**Given instruction**
Retype the records below word for word and omit any image.
▶
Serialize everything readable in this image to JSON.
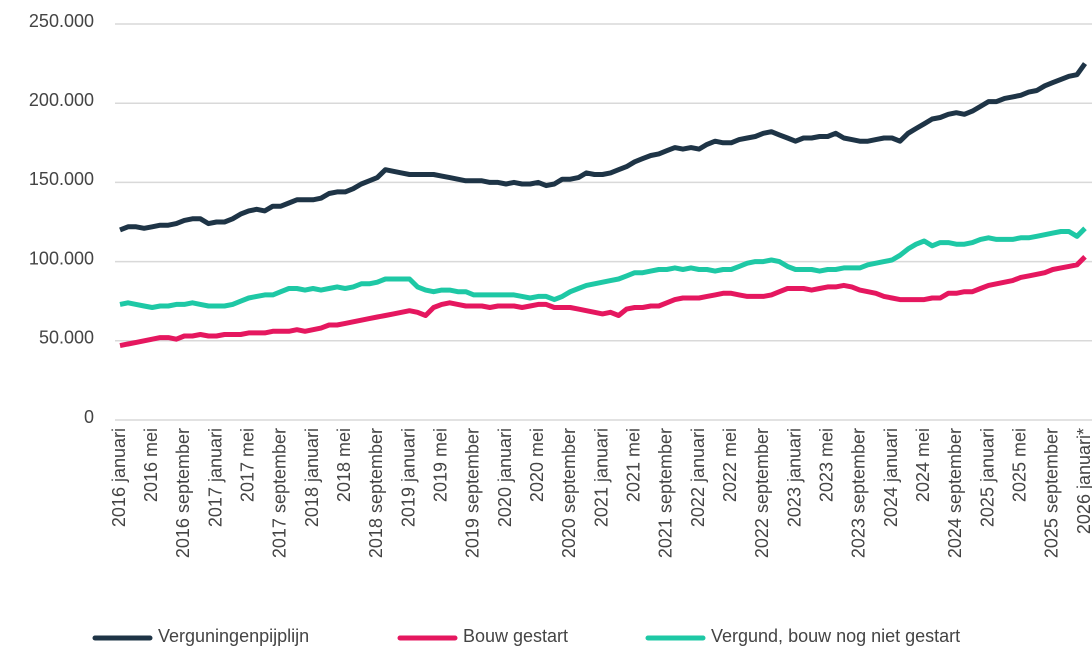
{
  "chart_data": {
    "type": "line",
    "categories": [
      "2016 januari",
      null,
      null,
      null,
      "2016 mei",
      null,
      null,
      null,
      "2016 september",
      null,
      null,
      null,
      "2017 januari",
      null,
      null,
      null,
      "2017 mei",
      null,
      null,
      null,
      "2017 september",
      null,
      null,
      null,
      "2018 januari",
      null,
      null,
      null,
      "2018 mei",
      null,
      null,
      null,
      "2018 september",
      null,
      null,
      null,
      "2019 januari",
      null,
      null,
      null,
      "2019 mei",
      null,
      null,
      null,
      "2019 september",
      null,
      null,
      null,
      "2020 januari",
      null,
      null,
      null,
      "2020 mei",
      null,
      null,
      null,
      "2020 september",
      null,
      null,
      null,
      "2021 januari",
      null,
      null,
      null,
      "2021 mei",
      null,
      null,
      null,
      "2021 september",
      null,
      null,
      null,
      "2022 januari",
      null,
      null,
      null,
      "2022 mei",
      null,
      null,
      null,
      "2022 september",
      null,
      null,
      null,
      "2023 januari",
      null,
      null,
      null,
      "2023 mei",
      null,
      null,
      null,
      "2023 september",
      null,
      null,
      null,
      "2024 januari",
      null,
      null,
      null,
      "2024 mei",
      null,
      null,
      null,
      "2024 september",
      null,
      null,
      null,
      "2025 januari",
      null,
      null,
      null,
      "2025 mei",
      null,
      null,
      null,
      "2025 september",
      null,
      null,
      null,
      "2026 januari*"
    ],
    "series": [
      {
        "name": "Verguningenpijplijn",
        "color": "#1e3446",
        "values": [
          120000,
          122000,
          122000,
          121000,
          122000,
          123000,
          123000,
          124000,
          126000,
          127000,
          127000,
          124000,
          125000,
          125000,
          127000,
          130000,
          132000,
          133000,
          132000,
          135000,
          135000,
          137000,
          139000,
          139000,
          139000,
          140000,
          143000,
          144000,
          144000,
          146000,
          149000,
          151000,
          153000,
          158000,
          157000,
          156000,
          155000,
          155000,
          155000,
          155000,
          154000,
          153000,
          152000,
          151000,
          151000,
          151000,
          150000,
          150000,
          149000,
          150000,
          149000,
          149000,
          150000,
          148000,
          149000,
          152000,
          152000,
          153000,
          156000,
          155000,
          155000,
          156000,
          158000,
          160000,
          163000,
          165000,
          167000,
          168000,
          170000,
          172000,
          171000,
          172000,
          171000,
          174000,
          176000,
          175000,
          175000,
          177000,
          178000,
          179000,
          181000,
          182000,
          180000,
          178000,
          176000,
          178000,
          178000,
          179000,
          179000,
          181000,
          178000,
          177000,
          176000,
          176000,
          177000,
          178000,
          178000,
          176000,
          181000,
          184000,
          187000,
          190000,
          191000,
          193000,
          194000,
          193000,
          195000,
          198000,
          201000,
          201000,
          203000,
          204000,
          205000,
          207000,
          208000,
          211000,
          213000,
          215000,
          217000,
          218000,
          225000
        ]
      },
      {
        "name": "Bouw gestart",
        "color": "#e5175f",
        "values": [
          47000,
          48000,
          49000,
          50000,
          51000,
          52000,
          52000,
          51000,
          53000,
          53000,
          54000,
          53000,
          53000,
          54000,
          54000,
          54000,
          55000,
          55000,
          55000,
          56000,
          56000,
          56000,
          57000,
          56000,
          57000,
          58000,
          60000,
          60000,
          61000,
          62000,
          63000,
          64000,
          65000,
          66000,
          67000,
          68000,
          69000,
          68000,
          66000,
          71000,
          73000,
          74000,
          73000,
          72000,
          72000,
          72000,
          71000,
          72000,
          72000,
          72000,
          71000,
          72000,
          73000,
          73000,
          71000,
          71000,
          71000,
          70000,
          69000,
          68000,
          67000,
          68000,
          66000,
          70000,
          71000,
          71000,
          72000,
          72000,
          74000,
          76000,
          77000,
          77000,
          77000,
          78000,
          79000,
          80000,
          80000,
          79000,
          78000,
          78000,
          78000,
          79000,
          81000,
          83000,
          83000,
          83000,
          82000,
          83000,
          84000,
          84000,
          85000,
          84000,
          82000,
          81000,
          80000,
          78000,
          77000,
          76000,
          76000,
          76000,
          76000,
          77000,
          77000,
          80000,
          80000,
          81000,
          81000,
          83000,
          85000,
          86000,
          87000,
          88000,
          90000,
          91000,
          92000,
          93000,
          95000,
          96000,
          97000,
          98000,
          103000
        ]
      },
      {
        "name": "Vergund, bouw nog niet gestart",
        "color": "#1ec8a5",
        "values": [
          73000,
          74000,
          73000,
          72000,
          71000,
          72000,
          72000,
          73000,
          73000,
          74000,
          73000,
          72000,
          72000,
          72000,
          73000,
          75000,
          77000,
          78000,
          79000,
          79000,
          81000,
          83000,
          83000,
          82000,
          83000,
          82000,
          83000,
          84000,
          83000,
          84000,
          86000,
          86000,
          87000,
          89000,
          89000,
          89000,
          89000,
          84000,
          82000,
          81000,
          82000,
          82000,
          81000,
          81000,
          79000,
          79000,
          79000,
          79000,
          79000,
          79000,
          78000,
          77000,
          78000,
          78000,
          76000,
          78000,
          81000,
          83000,
          85000,
          86000,
          87000,
          88000,
          89000,
          91000,
          93000,
          93000,
          94000,
          95000,
          95000,
          96000,
          95000,
          96000,
          95000,
          95000,
          94000,
          95000,
          95000,
          97000,
          99000,
          100000,
          100000,
          101000,
          100000,
          97000,
          95000,
          95000,
          95000,
          94000,
          95000,
          95000,
          96000,
          96000,
          96000,
          98000,
          99000,
          100000,
          101000,
          104000,
          108000,
          111000,
          113000,
          110000,
          112000,
          112000,
          111000,
          111000,
          112000,
          114000,
          115000,
          114000,
          114000,
          114000,
          115000,
          115000,
          116000,
          117000,
          118000,
          119000,
          119000,
          116000,
          121000
        ]
      }
    ],
    "ylim": [
      0,
      250000
    ],
    "yticks": [
      0,
      {
        "value": 50000,
        "label": "50.000"
      },
      {
        "value": 100000,
        "label": "100.000"
      },
      {
        "value": 150000,
        "label": "150.000"
      },
      {
        "value": 200000,
        "label": "200.000"
      },
      {
        "value": 250000,
        "label": "250.000"
      }
    ],
    "grid": true,
    "legend": "bottom"
  }
}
◀
**Expected answer**
Serialize everything readable in this image to JSON.
{
  "chart_data": {
    "type": "line",
    "categories": [
      "2016 januari",
      null,
      null,
      null,
      "2016 mei",
      null,
      null,
      null,
      "2016 september",
      null,
      null,
      null,
      "2017 januari",
      null,
      null,
      null,
      "2017 mei",
      null,
      null,
      null,
      "2017 september",
      null,
      null,
      null,
      "2018 januari",
      null,
      null,
      null,
      "2018 mei",
      null,
      null,
      null,
      "2018 september",
      null,
      null,
      null,
      "2019 januari",
      null,
      null,
      null,
      "2019 mei",
      null,
      null,
      null,
      "2019 september",
      null,
      null,
      null,
      "2020 januari",
      null,
      null,
      null,
      "2020 mei",
      null,
      null,
      null,
      "2020 september",
      null,
      null,
      null,
      "2021 januari",
      null,
      null,
      null,
      "2021 mei",
      null,
      null,
      null,
      "2021 september",
      null,
      null,
      null,
      "2022 januari",
      null,
      null,
      null,
      "2022 mei",
      null,
      null,
      null,
      "2022 september",
      null,
      null,
      null,
      "2023 januari",
      null,
      null,
      null,
      "2023 mei",
      null,
      null,
      null,
      "2023 september",
      null,
      null,
      null,
      "2024 januari",
      null,
      null,
      null,
      "2024 mei",
      null,
      null,
      null,
      "2024 september",
      null,
      null,
      null,
      "2025 januari",
      null,
      null,
      null,
      "2025 mei",
      null,
      null,
      null,
      "2025 september",
      null,
      null,
      null,
      "2026 januari*"
    ],
    "series": [
      {
        "name": "Verguningenpijplijn",
        "color": "#1e3446",
        "values": [
          120000,
          122000,
          122000,
          121000,
          122000,
          123000,
          123000,
          124000,
          126000,
          127000,
          127000,
          124000,
          125000,
          125000,
          127000,
          130000,
          132000,
          133000,
          132000,
          135000,
          135000,
          137000,
          139000,
          139000,
          139000,
          140000,
          143000,
          144000,
          144000,
          146000,
          149000,
          151000,
          153000,
          158000,
          157000,
          156000,
          155000,
          155000,
          155000,
          155000,
          154000,
          153000,
          152000,
          151000,
          151000,
          151000,
          150000,
          150000,
          149000,
          150000,
          149000,
          149000,
          150000,
          148000,
          149000,
          152000,
          152000,
          153000,
          156000,
          155000,
          155000,
          156000,
          158000,
          160000,
          163000,
          165000,
          167000,
          168000,
          170000,
          172000,
          171000,
          172000,
          171000,
          174000,
          176000,
          175000,
          175000,
          177000,
          178000,
          179000,
          181000,
          182000,
          180000,
          178000,
          176000,
          178000,
          178000,
          179000,
          179000,
          181000,
          178000,
          177000,
          176000,
          176000,
          177000,
          178000,
          178000,
          176000,
          181000,
          184000,
          187000,
          190000,
          191000,
          193000,
          194000,
          193000,
          195000,
          198000,
          201000,
          201000,
          203000,
          204000,
          205000,
          207000,
          208000,
          211000,
          213000,
          215000,
          217000,
          218000,
          225000
        ]
      },
      {
        "name": "Bouw gestart",
        "color": "#e5175f",
        "values": [
          47000,
          48000,
          49000,
          50000,
          51000,
          52000,
          52000,
          51000,
          53000,
          53000,
          54000,
          53000,
          53000,
          54000,
          54000,
          54000,
          55000,
          55000,
          55000,
          56000,
          56000,
          56000,
          57000,
          56000,
          57000,
          58000,
          60000,
          60000,
          61000,
          62000,
          63000,
          64000,
          65000,
          66000,
          67000,
          68000,
          69000,
          68000,
          66000,
          71000,
          73000,
          74000,
          73000,
          72000,
          72000,
          72000,
          71000,
          72000,
          72000,
          72000,
          71000,
          72000,
          73000,
          73000,
          71000,
          71000,
          71000,
          70000,
          69000,
          68000,
          67000,
          68000,
          66000,
          70000,
          71000,
          71000,
          72000,
          72000,
          74000,
          76000,
          77000,
          77000,
          77000,
          78000,
          79000,
          80000,
          80000,
          79000,
          78000,
          78000,
          78000,
          79000,
          81000,
          83000,
          83000,
          83000,
          82000,
          83000,
          84000,
          84000,
          85000,
          84000,
          82000,
          81000,
          80000,
          78000,
          77000,
          76000,
          76000,
          76000,
          76000,
          77000,
          77000,
          80000,
          80000,
          81000,
          81000,
          83000,
          85000,
          86000,
          87000,
          88000,
          90000,
          91000,
          92000,
          93000,
          95000,
          96000,
          97000,
          98000,
          103000
        ]
      },
      {
        "name": "Vergund, bouw nog niet gestart",
        "color": "#1ec8a5",
        "values": [
          73000,
          74000,
          73000,
          72000,
          71000,
          72000,
          72000,
          73000,
          73000,
          74000,
          73000,
          72000,
          72000,
          72000,
          73000,
          75000,
          77000,
          78000,
          79000,
          79000,
          81000,
          83000,
          83000,
          82000,
          83000,
          82000,
          83000,
          84000,
          83000,
          84000,
          86000,
          86000,
          87000,
          89000,
          89000,
          89000,
          89000,
          84000,
          82000,
          81000,
          82000,
          82000,
          81000,
          81000,
          79000,
          79000,
          79000,
          79000,
          79000,
          79000,
          78000,
          77000,
          78000,
          78000,
          76000,
          78000,
          81000,
          83000,
          85000,
          86000,
          87000,
          88000,
          89000,
          91000,
          93000,
          93000,
          94000,
          95000,
          95000,
          96000,
          95000,
          96000,
          95000,
          95000,
          94000,
          95000,
          95000,
          97000,
          99000,
          100000,
          100000,
          101000,
          100000,
          97000,
          95000,
          95000,
          95000,
          94000,
          95000,
          95000,
          96000,
          96000,
          96000,
          98000,
          99000,
          100000,
          101000,
          104000,
          108000,
          111000,
          113000,
          110000,
          112000,
          112000,
          111000,
          111000,
          112000,
          114000,
          115000,
          114000,
          114000,
          114000,
          115000,
          115000,
          116000,
          117000,
          118000,
          119000,
          119000,
          116000,
          121000
        ]
      }
    ],
    "ylim": [
      0,
      250000
    ],
    "yticks": [
      0,
      {
        "value": 50000,
        "label": "50.000"
      },
      {
        "value": 100000,
        "label": "100.000"
      },
      {
        "value": 150000,
        "label": "150.000"
      },
      {
        "value": 200000,
        "label": "200.000"
      },
      {
        "value": 250000,
        "label": "250.000"
      }
    ],
    "grid": true,
    "legend": "bottom"
  }
}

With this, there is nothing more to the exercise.